──────── Records for the exercise ────────

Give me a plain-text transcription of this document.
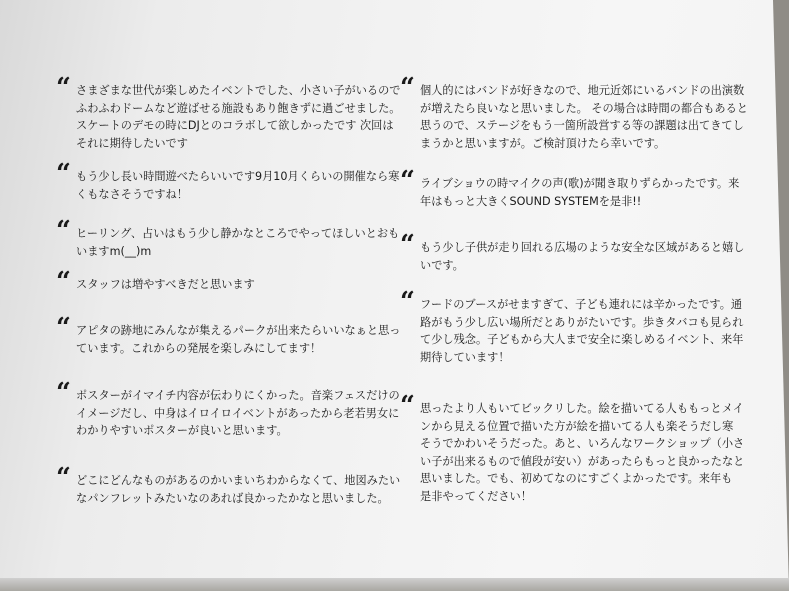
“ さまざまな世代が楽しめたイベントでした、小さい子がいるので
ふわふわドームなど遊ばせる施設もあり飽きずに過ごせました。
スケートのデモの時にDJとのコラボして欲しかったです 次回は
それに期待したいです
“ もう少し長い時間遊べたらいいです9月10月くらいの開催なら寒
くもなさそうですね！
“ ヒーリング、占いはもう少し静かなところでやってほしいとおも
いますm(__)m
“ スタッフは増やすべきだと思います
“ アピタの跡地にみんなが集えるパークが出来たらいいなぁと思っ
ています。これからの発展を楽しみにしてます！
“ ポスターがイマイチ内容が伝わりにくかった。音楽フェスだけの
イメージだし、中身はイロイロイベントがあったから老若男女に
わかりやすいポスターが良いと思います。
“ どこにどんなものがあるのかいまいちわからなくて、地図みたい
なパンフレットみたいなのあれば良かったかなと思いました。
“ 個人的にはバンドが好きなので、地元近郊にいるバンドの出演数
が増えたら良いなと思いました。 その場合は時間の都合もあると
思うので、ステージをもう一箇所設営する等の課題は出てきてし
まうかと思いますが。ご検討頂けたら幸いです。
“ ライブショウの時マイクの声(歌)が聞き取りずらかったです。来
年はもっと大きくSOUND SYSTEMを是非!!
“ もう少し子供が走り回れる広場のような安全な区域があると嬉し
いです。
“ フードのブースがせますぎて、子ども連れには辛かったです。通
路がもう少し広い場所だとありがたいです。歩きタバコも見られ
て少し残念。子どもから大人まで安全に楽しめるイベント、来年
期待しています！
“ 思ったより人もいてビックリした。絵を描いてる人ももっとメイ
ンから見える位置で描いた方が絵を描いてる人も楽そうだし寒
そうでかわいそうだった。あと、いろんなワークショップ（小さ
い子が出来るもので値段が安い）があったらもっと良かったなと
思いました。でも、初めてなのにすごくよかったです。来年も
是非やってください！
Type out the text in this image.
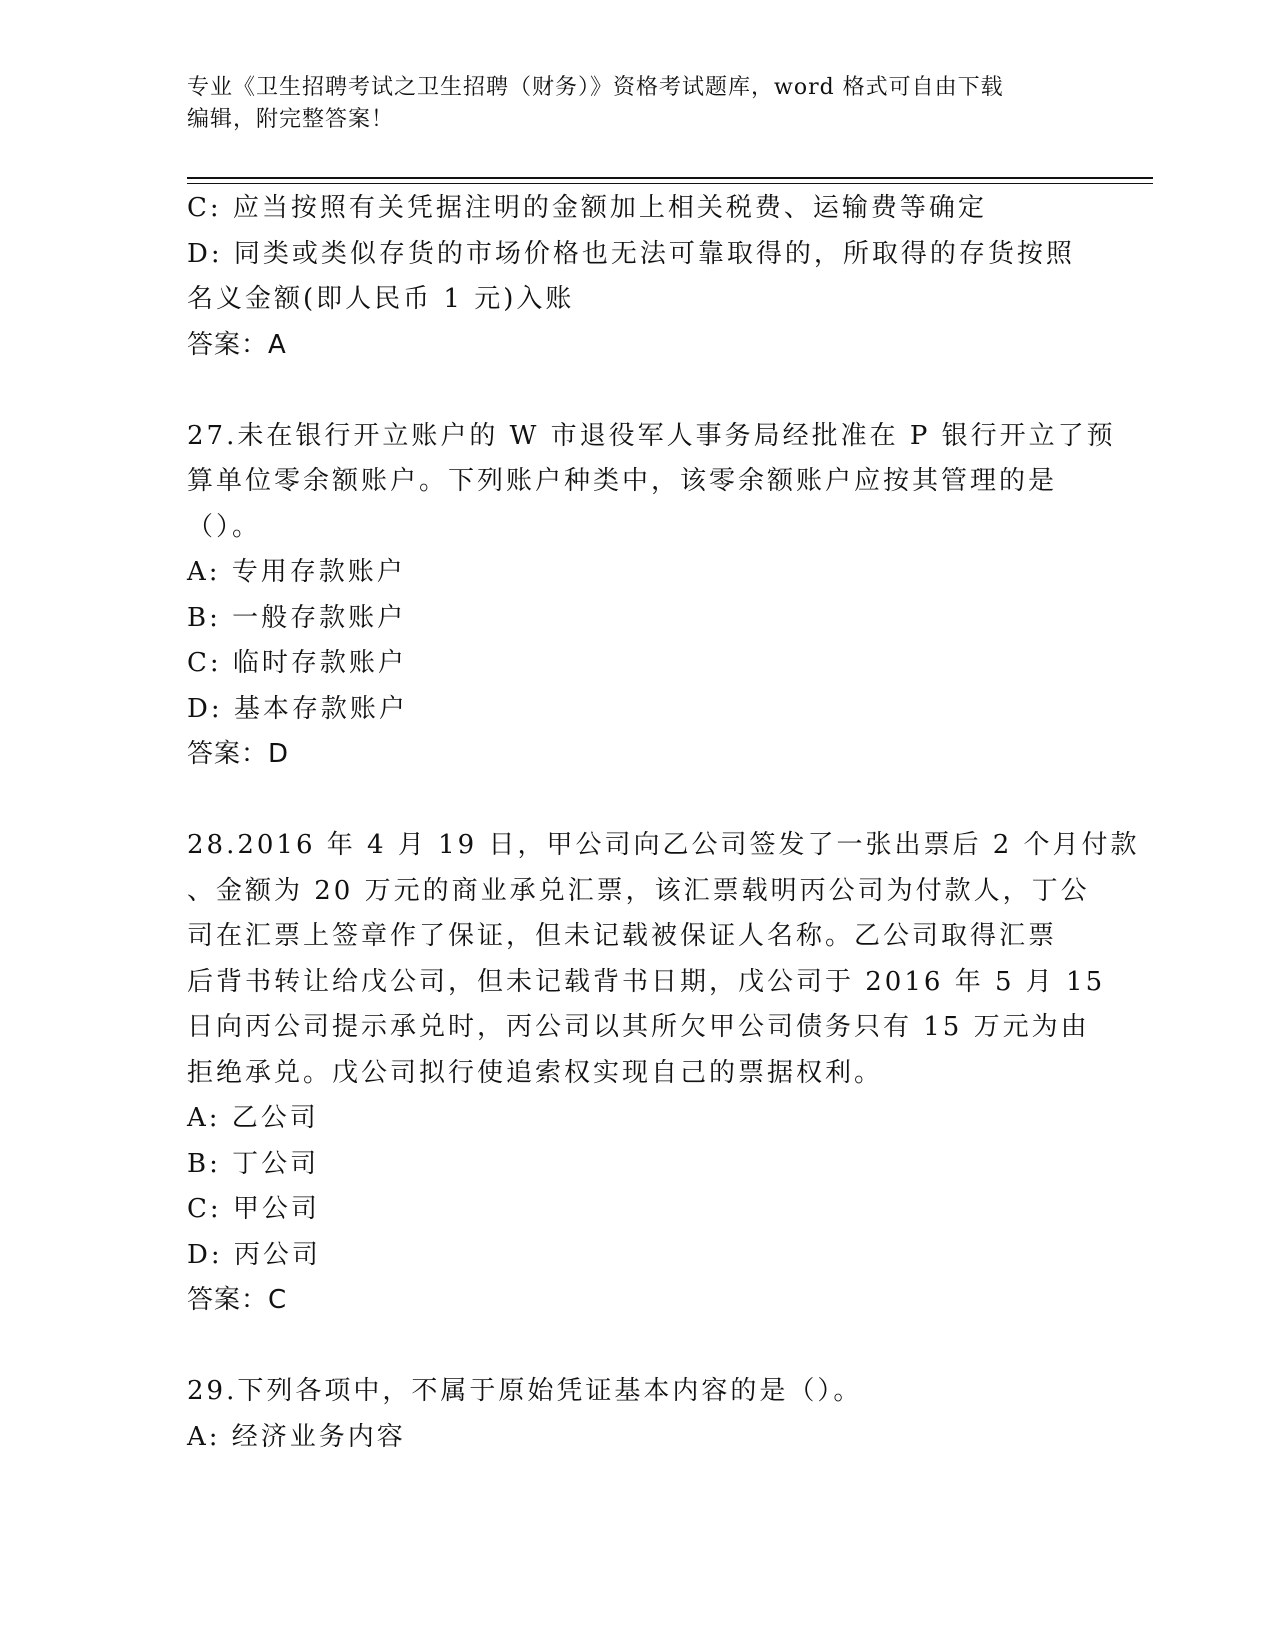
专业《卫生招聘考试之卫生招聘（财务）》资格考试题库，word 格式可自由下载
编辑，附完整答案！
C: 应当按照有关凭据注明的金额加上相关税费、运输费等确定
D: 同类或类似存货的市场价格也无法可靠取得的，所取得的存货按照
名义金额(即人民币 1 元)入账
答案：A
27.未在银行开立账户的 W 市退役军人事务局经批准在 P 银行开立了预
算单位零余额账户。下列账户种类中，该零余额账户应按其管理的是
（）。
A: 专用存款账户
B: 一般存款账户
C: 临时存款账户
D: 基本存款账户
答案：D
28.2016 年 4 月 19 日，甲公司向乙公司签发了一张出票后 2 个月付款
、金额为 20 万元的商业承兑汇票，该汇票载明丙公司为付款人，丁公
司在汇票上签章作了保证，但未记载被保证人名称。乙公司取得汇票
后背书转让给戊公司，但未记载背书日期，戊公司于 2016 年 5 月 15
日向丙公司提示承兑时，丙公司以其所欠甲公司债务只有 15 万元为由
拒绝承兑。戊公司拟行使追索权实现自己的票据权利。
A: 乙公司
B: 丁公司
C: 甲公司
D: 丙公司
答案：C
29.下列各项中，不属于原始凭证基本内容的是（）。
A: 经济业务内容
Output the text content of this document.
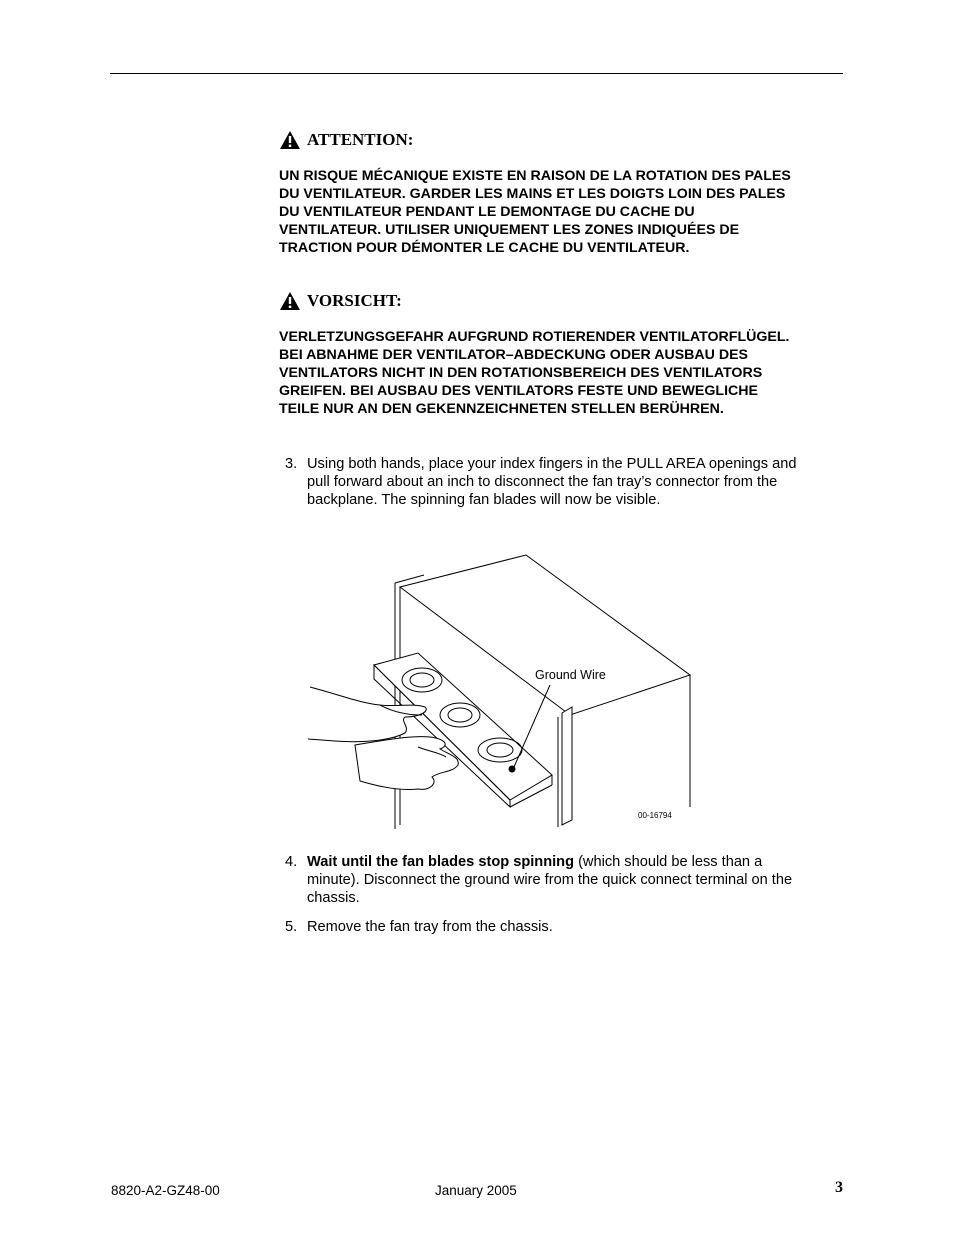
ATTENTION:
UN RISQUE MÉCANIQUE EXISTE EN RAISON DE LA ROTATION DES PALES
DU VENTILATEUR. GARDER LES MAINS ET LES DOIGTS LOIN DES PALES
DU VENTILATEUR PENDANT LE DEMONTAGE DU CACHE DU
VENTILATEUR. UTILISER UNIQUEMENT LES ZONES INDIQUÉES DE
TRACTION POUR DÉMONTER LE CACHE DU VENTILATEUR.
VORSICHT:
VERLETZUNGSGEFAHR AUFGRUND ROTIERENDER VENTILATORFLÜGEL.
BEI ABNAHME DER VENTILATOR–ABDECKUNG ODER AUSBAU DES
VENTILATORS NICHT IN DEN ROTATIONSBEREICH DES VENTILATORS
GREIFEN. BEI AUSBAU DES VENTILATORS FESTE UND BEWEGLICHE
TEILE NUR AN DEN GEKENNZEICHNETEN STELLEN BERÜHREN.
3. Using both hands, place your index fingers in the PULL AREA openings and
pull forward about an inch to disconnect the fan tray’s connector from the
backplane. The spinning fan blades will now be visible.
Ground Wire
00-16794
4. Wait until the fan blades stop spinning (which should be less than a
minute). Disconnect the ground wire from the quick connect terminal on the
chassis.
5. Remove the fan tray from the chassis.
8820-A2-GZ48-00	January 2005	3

────────

> **Directive**
Using the material above, gather every line that includes "text".

> **Solution to this exercise**
Give me a plain-text transcription of this document.
Type out the text in this image.
Output the text content of this document.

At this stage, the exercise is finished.